_Your objective_: Every record must appear in your copy exactly as written, with no pictures.

(Dataset rows about figures)
────────────────────────────────────────

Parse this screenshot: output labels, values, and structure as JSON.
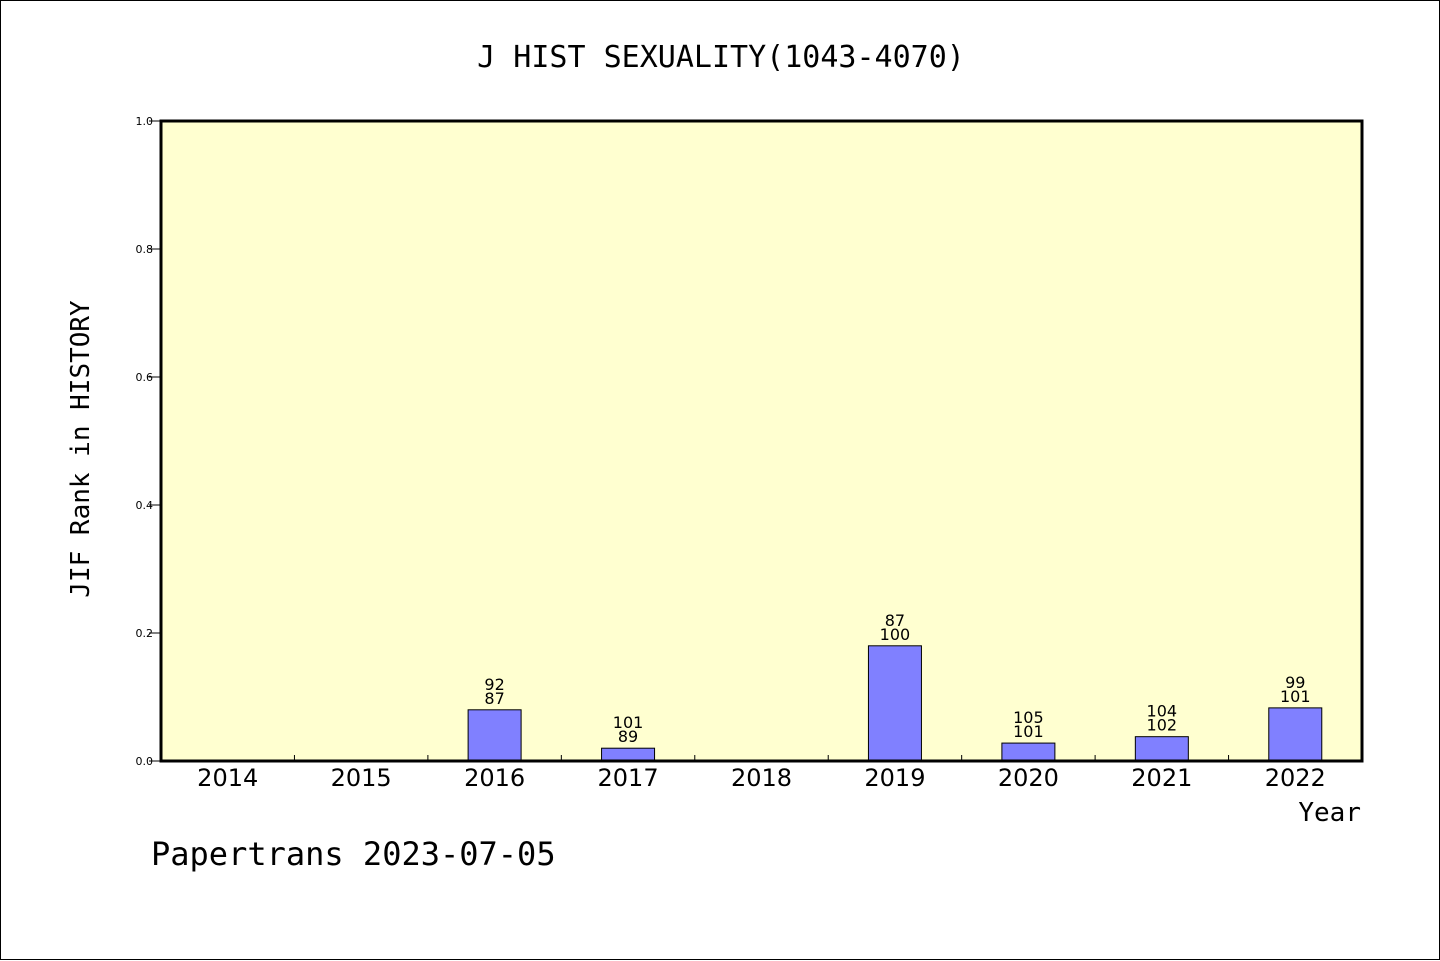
{
  "chart_data": {
    "type": "bar",
    "title": "J HIST SEXUALITY(1043-4070)",
    "xlabel": "Year",
    "ylabel": "JIF Rank in HISTORY",
    "ylim": [
      0,
      1.0
    ],
    "yticks": [
      "0.0",
      "0.2",
      "0.4",
      "0.6",
      "0.8",
      "1.0"
    ],
    "categories": [
      "2014",
      "2015",
      "2016",
      "2017",
      "2018",
      "2019",
      "2020",
      "2021",
      "2022"
    ],
    "values": [
      null,
      null,
      0.08,
      0.02,
      null,
      0.18,
      0.028,
      0.038,
      0.083
    ],
    "label_top": [
      "",
      "",
      "92",
      "101",
      "",
      "87",
      "105",
      "104",
      "99"
    ],
    "label_bottom": [
      "",
      "",
      "87",
      "89",
      "",
      "100",
      "101",
      "102",
      "101"
    ],
    "grid": false,
    "colors": {
      "plot_background": "#ffffd0",
      "bar_fill": "#8080ff",
      "bar_stroke": "#000000"
    }
  },
  "footer": "Papertrans 2023-07-05"
}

────────────────────────────────────────

_Response to this exercise_:
Parse this screenshot: output labels, values, and structure as JSON.
{
  "chart_data": {
    "type": "bar",
    "title": "J HIST SEXUALITY(1043-4070)",
    "xlabel": "Year",
    "ylabel": "JIF Rank in HISTORY",
    "ylim": [
      0,
      1.0
    ],
    "yticks": [
      "0.0",
      "0.2",
      "0.4",
      "0.6",
      "0.8",
      "1.0"
    ],
    "categories": [
      "2014",
      "2015",
      "2016",
      "2017",
      "2018",
      "2019",
      "2020",
      "2021",
      "2022"
    ],
    "values": [
      null,
      null,
      0.08,
      0.02,
      null,
      0.18,
      0.028,
      0.038,
      0.083
    ],
    "label_top": [
      "",
      "",
      "92",
      "101",
      "",
      "87",
      "105",
      "104",
      "99"
    ],
    "label_bottom": [
      "",
      "",
      "87",
      "89",
      "",
      "100",
      "101",
      "102",
      "101"
    ],
    "grid": false,
    "colors": {
      "plot_background": "#ffffd0",
      "bar_fill": "#8080ff",
      "bar_stroke": "#000000"
    }
  },
  "footer": "Papertrans 2023-07-05"
}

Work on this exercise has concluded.